** Start of EXCERPT TO READ **
11.3 On termination of the Agreement for whatever reason: 11.3.1 each party shall promptly and in any event within ten (10) Business Days pay to the other party all of the sums owed to that party, calculated in accordance with clause 6 and the Service Pack; and 11.3.2 termination of the Agreement shall not affect any of the rights, remedies, obligations or liabilities of the parties that have accrued up to the date of termination, including the right to claim damages in respect of any breach of the Agreement which existed at or before the date of termination.

12. Compliance with law

12.1 Each party shall in performing their obligations under the Agreement comply with all Applicable Laws.

12.2 Anti-Bribery and Corruption. Without prejudice to the generality of clause 12.1: 12.2.1 the Vendor warrants that it has not done, and in performing its obligations under the Agreement, the Vendor shall not do, any act or thing that contravenes the Anti Bribery Law; 12.2.2 the Vendor warrants and undertakes that it shall (without prejudice to clause 4.1(d)) comply with, and shall procure that its personnel involved in performing the Agreement shall comply with any of Hopprfy’s anti-bribery policies made available to the Vendor from time to time; and 12.2.3 the Vendor shall immediately notify Hopprfy in writing on becoming aware of, or suspecting, any failure to comply with any provision of this clause 12.

12.3 Anti-Slavery. Each party shall comply, and procure that all its employees, contractors, agents and representatives comply, with Anti-Slavery Law, as relevant to the Services and the sourcing, preparation and supply of the Menu Items and the activities of the parties under the Agreement. The Vendor shall use reasonable endeavours on a continuing basis to ensure that Slavery is not taking place in its supply chains.

13. General

13.1 Force majeure. Neither party shall be in breach of the Agreement nor liable for delay in performing, or failure to perform, any of its obligations under the Agreement if such delay or failure results from events, circumstances or causes beyond its reasonable control. 13.2 Further assurance. Each party shall (at its own cost) do, execute or procure to be done and executed all acts, deeds, documents and things as are reasonably necessary or desirable to give full effect to the Agreement (including the terms regarding Intellectual Property Rights).

13.3 Assignment and other dealings. The Vendor may not assign, transfer, charge or deal in any way with the benefit of, or any of its rights under or interest in, the Agreement without Hopprfy’s prior written consent. Hopprfy may assign the benefit of, and any of its rights under, the Agreement together with any cause of action arising in connection with any of them to its successor in title, to any of its Affiliates or to any purchaser or transferee from it or any of them.

13.2 Confidentiality.

13.14.1 Each party undertakes that it shall not at any time during the Agreement, and for a period of 3 years after termination or expiry of the Agreement, disclose to any person any confidential information concerning the business, affairs, customers, clients or suppliers of the other party or its Affiliates, except as permitted by clause 13.4(b). 13.14.2 Each party may disclose the other party's confidential information: (a) to its employees, representatives, service providers, subcontractors or professional advisers (“Relevant Personnel”) who need to know such information for the purposes of carrying out or advising on the party's rights or obligations under the Agreement. Each party shall ensure that its Relevant Personnel to whom it discloses the other party's confidential information comply with the obligations of confidentiality under this clause 13.4; (b) to any relevant Taxation Authority to obtain tax or other clearances or consents; and (c) as may be required by Applicable Law, a court of competent jurisdiction or any governmental or regulatory authority.
** End of EXCERPT TO READ **
** Start of RECORD EXCERPTS **
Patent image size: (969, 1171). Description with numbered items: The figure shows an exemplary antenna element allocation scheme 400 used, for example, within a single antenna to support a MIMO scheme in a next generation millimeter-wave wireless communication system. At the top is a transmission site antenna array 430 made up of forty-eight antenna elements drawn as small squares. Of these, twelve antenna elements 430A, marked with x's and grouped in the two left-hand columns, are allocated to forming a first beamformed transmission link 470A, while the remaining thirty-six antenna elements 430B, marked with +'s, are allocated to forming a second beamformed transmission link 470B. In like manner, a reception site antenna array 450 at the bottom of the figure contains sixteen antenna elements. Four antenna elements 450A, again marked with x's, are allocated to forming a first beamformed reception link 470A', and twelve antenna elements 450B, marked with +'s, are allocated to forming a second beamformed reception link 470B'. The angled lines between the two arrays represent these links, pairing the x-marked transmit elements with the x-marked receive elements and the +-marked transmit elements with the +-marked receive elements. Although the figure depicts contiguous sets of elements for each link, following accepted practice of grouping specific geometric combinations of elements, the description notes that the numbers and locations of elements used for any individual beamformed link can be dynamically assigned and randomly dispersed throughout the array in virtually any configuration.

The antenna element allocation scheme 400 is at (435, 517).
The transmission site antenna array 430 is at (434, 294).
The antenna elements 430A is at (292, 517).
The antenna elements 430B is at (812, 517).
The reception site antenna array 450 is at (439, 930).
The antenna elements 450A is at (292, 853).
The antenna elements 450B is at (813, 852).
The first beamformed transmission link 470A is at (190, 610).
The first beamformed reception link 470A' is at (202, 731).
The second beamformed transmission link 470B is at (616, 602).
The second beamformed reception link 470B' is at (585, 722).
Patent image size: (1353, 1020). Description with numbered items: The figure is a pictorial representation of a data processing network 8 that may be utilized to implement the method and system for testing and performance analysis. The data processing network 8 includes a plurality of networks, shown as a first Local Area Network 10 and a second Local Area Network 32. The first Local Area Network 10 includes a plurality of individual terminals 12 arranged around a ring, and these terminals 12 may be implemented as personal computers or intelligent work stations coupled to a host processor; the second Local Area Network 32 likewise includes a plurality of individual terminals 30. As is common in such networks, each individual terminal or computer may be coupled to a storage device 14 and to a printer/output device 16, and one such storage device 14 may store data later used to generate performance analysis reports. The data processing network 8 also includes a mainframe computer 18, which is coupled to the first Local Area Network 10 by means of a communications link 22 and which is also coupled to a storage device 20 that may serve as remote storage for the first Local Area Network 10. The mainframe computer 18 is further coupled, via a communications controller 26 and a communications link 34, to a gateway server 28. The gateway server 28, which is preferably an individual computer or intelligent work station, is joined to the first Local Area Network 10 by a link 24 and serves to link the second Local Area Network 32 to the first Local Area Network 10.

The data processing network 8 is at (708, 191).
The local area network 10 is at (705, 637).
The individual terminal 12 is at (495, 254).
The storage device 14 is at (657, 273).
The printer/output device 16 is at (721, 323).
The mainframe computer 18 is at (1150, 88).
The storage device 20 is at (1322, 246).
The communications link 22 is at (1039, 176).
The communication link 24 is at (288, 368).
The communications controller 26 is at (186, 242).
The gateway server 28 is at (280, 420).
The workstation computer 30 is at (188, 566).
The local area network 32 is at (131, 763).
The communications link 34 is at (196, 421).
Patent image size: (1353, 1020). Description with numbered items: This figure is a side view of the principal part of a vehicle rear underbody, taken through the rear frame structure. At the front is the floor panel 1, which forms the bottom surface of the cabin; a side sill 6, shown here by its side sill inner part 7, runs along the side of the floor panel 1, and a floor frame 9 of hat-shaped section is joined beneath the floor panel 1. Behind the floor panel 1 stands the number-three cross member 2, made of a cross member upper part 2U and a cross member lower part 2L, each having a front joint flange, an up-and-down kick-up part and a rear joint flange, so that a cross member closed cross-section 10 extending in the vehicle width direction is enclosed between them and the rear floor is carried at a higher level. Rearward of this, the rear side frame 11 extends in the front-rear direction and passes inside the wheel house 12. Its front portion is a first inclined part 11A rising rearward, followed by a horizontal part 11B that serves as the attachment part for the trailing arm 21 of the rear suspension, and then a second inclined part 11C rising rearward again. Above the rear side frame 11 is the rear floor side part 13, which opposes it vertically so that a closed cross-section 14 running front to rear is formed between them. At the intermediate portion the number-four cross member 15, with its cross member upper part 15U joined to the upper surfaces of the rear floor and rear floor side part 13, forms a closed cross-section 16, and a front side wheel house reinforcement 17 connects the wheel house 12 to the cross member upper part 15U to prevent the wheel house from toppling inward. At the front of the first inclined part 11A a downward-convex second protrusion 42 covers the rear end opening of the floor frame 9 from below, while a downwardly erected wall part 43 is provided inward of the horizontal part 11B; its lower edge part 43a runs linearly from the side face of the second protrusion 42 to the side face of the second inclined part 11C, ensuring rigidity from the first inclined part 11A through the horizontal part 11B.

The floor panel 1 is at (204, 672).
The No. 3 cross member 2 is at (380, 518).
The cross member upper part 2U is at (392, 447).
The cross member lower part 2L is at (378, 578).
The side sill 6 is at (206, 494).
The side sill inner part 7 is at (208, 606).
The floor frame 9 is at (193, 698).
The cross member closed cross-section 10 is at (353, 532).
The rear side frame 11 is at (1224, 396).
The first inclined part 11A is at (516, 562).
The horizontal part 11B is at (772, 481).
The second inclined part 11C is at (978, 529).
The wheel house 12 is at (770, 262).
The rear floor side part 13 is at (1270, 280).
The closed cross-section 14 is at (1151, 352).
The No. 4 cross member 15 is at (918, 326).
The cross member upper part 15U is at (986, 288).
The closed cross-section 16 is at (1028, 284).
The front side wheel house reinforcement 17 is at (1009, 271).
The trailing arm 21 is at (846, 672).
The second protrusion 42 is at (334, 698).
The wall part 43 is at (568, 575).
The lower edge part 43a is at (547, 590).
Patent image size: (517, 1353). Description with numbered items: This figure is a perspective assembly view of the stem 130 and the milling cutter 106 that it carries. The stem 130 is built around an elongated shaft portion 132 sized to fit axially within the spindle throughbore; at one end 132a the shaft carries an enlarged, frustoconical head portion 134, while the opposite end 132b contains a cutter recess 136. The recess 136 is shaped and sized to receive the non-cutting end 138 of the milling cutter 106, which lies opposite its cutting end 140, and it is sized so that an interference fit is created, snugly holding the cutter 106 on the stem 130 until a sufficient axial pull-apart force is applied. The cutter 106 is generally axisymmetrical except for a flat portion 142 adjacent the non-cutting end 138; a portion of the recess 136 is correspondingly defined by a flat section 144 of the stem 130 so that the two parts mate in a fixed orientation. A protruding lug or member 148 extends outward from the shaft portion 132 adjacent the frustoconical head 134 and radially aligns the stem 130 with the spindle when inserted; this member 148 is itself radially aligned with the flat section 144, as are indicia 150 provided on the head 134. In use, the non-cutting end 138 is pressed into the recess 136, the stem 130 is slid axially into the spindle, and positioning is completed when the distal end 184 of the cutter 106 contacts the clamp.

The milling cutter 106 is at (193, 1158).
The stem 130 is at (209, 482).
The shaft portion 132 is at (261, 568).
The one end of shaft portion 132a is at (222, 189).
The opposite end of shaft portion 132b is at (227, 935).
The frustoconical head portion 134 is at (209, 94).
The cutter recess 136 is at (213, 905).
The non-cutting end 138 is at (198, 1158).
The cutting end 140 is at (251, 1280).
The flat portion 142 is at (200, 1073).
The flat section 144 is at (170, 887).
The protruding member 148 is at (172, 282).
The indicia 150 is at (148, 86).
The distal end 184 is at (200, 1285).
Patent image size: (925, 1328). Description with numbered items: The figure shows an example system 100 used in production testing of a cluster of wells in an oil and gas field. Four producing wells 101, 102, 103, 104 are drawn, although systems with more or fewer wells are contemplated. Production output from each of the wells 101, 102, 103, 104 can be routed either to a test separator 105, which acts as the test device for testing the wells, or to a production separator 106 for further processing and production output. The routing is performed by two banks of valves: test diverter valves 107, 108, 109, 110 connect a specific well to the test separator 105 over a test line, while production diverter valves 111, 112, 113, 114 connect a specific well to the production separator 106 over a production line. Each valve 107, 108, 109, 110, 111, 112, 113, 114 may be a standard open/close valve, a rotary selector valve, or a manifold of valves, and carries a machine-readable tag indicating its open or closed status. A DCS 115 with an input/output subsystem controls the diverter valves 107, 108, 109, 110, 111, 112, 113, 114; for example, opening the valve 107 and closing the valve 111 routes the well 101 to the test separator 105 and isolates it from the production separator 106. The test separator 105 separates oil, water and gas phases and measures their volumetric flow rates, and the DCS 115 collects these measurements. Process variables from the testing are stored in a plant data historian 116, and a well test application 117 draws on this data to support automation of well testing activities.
** End of RECORD EXCERPTS **
Continue the contract terms on compliance and general provisions, starting immediately after their final sentence.

WRITTEN ANSWER |
13.4.3 Clause 13.4(a) shall not apply to confidential information which was in the public domain before it was provided or made available to the relevant party or, after it was provided or made available to that party, entered the public domain otherwise than as a result of: (i) a breach by that party of this clause 13.4 or Schedule 2 to these Terms; or (ii) a breach of a confidentiality obligation by the discloser, where the breach was known to that party.

13.4.4 Neither party shall use any other party's confidential information for any purpose other than to understand, or exercise or perform, its rights or obligations under the Agreement.

13.5 Dispute Resolution.

13.5.1 If a dispute arises out of or in connection with the Agreement or its performance, validity or enforceability (“Dispute”) then, except as expressly provided in the Agreement, the parties shall follow the procedure set out in this clause: (a) either party may call a meeting of the parties by giving not less than 15 Business Days’ written notice to the other, and each party shall procure that a least one authorised representative of that party attends all such meetings; (b) those attending the relevant meeting shall use all reasonable endeavours to resolve the Dispute. If the meeting fails to resolve the Dispute within 15 Business Days of it being referred to it, either party may refer the Dispute to the Relationship Manager of the parties by notice in writing, who shall co-operate in good faith to resolve the Dispute as amicably as possible within 15 Business Days of the Dispute being referred to them; (c) if the Relationship Manager fail to resolve the Dispute in the allotted time, the parties may within that period agree in writing to enter into an alternative dispute resolution procedure with the assistance of a mediator agreed by the parties; and (d) if the parties reach a settlement, such settlement shall be reduced to writing and, once signed by an authorised representative of each of the parties, shall be and remain binding on the parties.

13.5.2 The procedure in this clause 13.5 (if used) shall be binding on the parties with regard to participation in a mediation but not as to its outcome. All negotiations connected with the Dispute shall be conducted in strict confidence and without prejudice to the rights of the parties in any legal proceedings.

13.5.3 Nothing in clauses 13.5(a) or 13.5(b) shall restrict either party from seeking any equitable remedy in the courts in accordance with clauses 13.15 and 13.16.

13.6 Entire agreement. The Agreement constitute the entire agreement between the parties and supersedes and extinguishes all previous agreements, promises, assurances, warranties, representations and understandings between them, whether written or oral, relating to its subject matter.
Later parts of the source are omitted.